> _Required work_
Copy out each line of the material below that contains the string "this".
.....
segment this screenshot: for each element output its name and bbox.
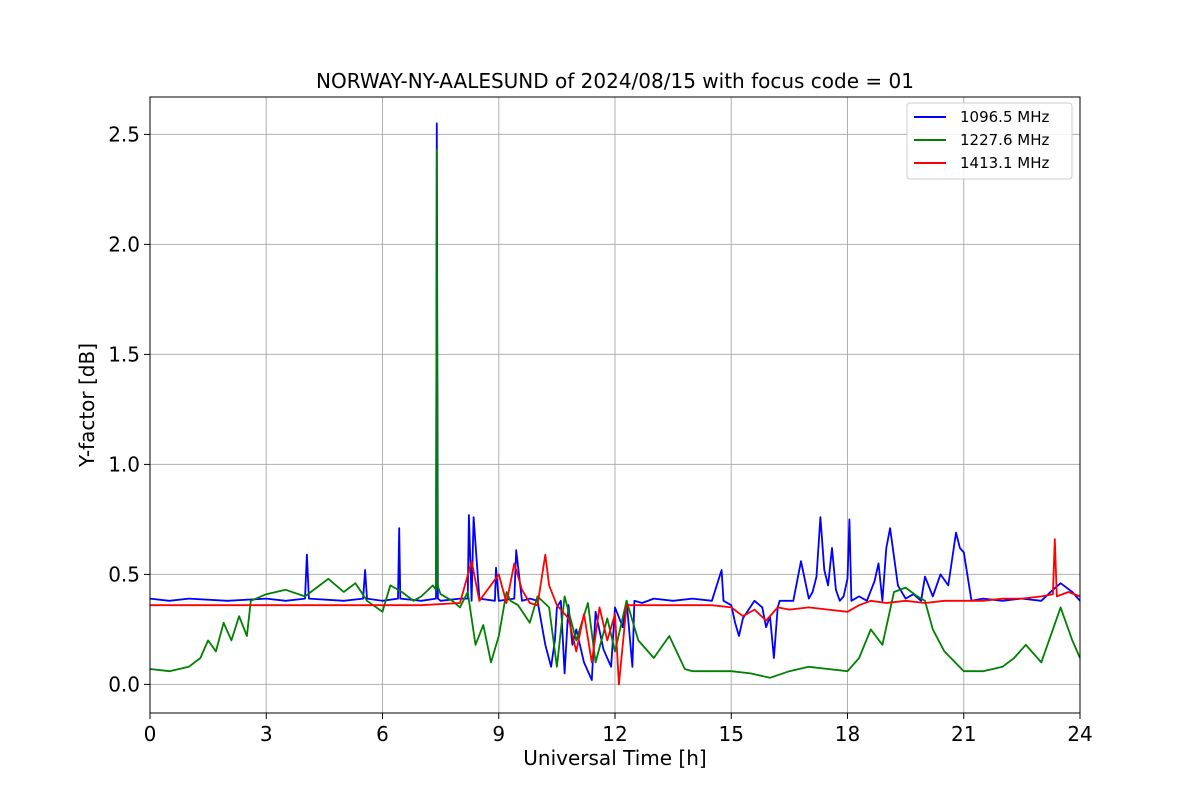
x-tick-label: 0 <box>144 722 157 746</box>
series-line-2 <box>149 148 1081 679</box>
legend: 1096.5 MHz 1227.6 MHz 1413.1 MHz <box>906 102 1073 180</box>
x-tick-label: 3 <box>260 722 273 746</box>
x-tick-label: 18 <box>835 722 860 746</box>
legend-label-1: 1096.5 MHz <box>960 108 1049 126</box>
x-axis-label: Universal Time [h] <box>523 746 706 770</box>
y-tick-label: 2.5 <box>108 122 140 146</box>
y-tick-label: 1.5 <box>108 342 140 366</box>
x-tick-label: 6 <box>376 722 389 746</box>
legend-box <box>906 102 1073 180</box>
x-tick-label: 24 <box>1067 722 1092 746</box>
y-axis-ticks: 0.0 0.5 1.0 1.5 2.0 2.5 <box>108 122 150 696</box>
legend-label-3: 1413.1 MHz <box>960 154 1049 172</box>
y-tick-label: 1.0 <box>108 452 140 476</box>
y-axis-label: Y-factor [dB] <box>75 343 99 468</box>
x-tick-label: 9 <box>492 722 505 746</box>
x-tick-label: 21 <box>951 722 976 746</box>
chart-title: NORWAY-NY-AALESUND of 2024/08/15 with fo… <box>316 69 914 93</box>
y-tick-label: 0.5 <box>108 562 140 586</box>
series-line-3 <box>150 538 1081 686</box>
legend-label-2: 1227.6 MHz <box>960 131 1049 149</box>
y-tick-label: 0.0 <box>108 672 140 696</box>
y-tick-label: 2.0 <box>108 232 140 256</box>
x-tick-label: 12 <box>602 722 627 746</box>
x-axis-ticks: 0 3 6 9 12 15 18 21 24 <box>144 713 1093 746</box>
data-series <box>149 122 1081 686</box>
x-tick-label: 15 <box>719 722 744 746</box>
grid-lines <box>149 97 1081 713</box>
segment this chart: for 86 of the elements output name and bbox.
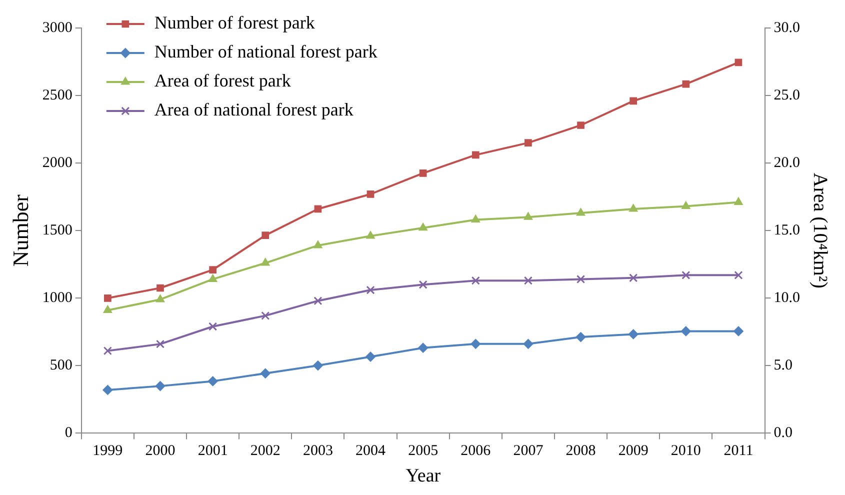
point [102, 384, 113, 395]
.....
> _Reply to the exercise_
segment this screenshot: for each element output its name and bbox.
segment this chart: for 86 of the elements output name and bbox.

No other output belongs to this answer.